* PROMPT
From the entries below, copy every line holding the word "siempre".

* SUPPLIED DATA
□ □ □ □ □
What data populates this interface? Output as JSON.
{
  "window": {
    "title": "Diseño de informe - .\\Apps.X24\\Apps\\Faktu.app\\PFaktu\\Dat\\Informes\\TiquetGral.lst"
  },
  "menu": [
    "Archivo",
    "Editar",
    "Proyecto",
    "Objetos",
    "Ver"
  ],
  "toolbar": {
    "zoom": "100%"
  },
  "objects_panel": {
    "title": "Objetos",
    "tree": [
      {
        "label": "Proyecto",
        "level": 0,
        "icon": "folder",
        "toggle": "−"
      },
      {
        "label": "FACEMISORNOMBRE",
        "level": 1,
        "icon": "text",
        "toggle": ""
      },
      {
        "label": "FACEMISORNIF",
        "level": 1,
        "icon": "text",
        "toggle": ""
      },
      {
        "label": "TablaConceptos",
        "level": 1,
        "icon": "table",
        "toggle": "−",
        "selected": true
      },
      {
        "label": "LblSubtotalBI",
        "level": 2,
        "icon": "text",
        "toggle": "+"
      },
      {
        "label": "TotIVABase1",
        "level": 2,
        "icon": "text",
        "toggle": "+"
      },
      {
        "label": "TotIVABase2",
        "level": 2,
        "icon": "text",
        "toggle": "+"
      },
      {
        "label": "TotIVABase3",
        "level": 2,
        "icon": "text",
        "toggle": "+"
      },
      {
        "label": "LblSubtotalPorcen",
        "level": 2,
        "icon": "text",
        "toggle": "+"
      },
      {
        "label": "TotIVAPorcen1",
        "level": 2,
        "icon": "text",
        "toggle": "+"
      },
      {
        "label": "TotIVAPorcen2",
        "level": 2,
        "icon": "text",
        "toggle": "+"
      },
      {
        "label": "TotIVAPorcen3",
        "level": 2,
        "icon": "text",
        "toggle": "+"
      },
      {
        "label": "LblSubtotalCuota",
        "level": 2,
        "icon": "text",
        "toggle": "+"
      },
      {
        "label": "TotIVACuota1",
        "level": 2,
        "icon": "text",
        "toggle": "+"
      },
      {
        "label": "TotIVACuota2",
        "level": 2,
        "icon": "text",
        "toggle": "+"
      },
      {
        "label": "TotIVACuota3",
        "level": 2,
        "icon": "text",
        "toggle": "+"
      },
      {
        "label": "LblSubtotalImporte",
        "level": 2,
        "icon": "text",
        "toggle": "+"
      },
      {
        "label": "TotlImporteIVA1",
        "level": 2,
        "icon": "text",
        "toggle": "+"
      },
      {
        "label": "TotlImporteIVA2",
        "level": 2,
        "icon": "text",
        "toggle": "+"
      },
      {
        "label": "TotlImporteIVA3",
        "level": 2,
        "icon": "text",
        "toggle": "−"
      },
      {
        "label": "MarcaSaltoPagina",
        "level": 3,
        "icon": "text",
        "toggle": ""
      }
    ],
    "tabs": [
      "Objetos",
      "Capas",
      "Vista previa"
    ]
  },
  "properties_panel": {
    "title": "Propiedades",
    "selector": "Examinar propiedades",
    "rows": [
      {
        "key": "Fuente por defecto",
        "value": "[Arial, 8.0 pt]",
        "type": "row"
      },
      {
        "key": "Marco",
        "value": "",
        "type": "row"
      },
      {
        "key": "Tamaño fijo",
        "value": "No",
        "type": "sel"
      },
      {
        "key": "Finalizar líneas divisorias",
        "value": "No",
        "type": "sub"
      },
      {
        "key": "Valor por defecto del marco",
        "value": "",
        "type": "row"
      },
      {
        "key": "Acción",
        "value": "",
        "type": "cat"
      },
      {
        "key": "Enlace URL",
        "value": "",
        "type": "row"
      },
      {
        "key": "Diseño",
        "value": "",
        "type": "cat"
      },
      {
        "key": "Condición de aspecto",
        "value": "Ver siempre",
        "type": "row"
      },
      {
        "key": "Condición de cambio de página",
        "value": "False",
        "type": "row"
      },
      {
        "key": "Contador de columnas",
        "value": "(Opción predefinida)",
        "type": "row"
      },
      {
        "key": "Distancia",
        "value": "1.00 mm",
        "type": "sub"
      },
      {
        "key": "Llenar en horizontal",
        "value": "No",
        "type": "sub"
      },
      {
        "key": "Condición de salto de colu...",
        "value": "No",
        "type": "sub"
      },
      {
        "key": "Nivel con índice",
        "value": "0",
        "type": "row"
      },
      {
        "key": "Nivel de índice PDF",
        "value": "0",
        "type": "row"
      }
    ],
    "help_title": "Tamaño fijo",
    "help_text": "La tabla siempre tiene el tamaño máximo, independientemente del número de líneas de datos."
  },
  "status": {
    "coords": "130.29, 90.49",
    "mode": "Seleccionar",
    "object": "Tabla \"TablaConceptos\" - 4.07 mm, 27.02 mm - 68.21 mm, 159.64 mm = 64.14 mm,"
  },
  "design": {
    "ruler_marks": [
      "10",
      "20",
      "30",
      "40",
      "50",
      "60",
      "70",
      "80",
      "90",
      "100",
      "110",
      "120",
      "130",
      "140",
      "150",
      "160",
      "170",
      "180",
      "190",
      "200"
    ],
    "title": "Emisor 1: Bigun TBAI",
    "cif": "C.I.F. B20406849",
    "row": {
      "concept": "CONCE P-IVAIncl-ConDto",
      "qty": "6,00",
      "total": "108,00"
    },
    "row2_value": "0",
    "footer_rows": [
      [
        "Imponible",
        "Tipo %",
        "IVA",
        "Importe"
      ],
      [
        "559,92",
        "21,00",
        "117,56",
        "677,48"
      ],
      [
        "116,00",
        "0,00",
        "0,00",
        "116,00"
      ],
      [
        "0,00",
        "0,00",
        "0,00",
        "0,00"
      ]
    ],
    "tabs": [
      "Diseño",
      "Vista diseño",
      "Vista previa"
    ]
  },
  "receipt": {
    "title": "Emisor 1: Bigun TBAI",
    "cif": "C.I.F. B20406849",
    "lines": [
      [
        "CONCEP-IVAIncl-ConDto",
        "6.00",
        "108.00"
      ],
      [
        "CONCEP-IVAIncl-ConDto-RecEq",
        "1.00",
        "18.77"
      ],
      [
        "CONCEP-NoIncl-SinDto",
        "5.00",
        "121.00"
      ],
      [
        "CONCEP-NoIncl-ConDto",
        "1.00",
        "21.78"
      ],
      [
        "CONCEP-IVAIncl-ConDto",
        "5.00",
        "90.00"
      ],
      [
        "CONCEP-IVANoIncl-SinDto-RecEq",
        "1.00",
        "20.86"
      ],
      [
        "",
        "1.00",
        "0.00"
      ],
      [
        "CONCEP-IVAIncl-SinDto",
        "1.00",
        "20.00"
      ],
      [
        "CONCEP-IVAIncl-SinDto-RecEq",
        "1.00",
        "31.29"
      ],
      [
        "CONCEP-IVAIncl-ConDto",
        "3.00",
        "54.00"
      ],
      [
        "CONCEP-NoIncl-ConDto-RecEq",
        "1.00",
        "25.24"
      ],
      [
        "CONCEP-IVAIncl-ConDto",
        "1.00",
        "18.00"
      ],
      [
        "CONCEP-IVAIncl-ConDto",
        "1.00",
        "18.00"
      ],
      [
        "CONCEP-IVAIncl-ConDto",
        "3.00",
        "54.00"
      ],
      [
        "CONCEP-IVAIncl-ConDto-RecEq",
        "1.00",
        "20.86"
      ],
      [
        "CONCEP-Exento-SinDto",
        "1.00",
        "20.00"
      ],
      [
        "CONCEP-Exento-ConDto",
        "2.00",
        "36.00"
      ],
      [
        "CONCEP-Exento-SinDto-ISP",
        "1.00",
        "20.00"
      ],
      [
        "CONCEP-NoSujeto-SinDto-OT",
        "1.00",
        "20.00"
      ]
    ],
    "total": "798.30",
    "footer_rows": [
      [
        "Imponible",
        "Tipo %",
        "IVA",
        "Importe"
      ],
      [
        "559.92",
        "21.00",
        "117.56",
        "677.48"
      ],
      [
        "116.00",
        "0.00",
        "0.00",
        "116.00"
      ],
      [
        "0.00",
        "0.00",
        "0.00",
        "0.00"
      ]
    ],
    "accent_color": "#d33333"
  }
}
□ □ □ □ □
* RESULT
        "value": "Ver siempre",
    "help_text": "La tabla siempre tiene el tamaño máximo, independientemente del número de líneas de datos."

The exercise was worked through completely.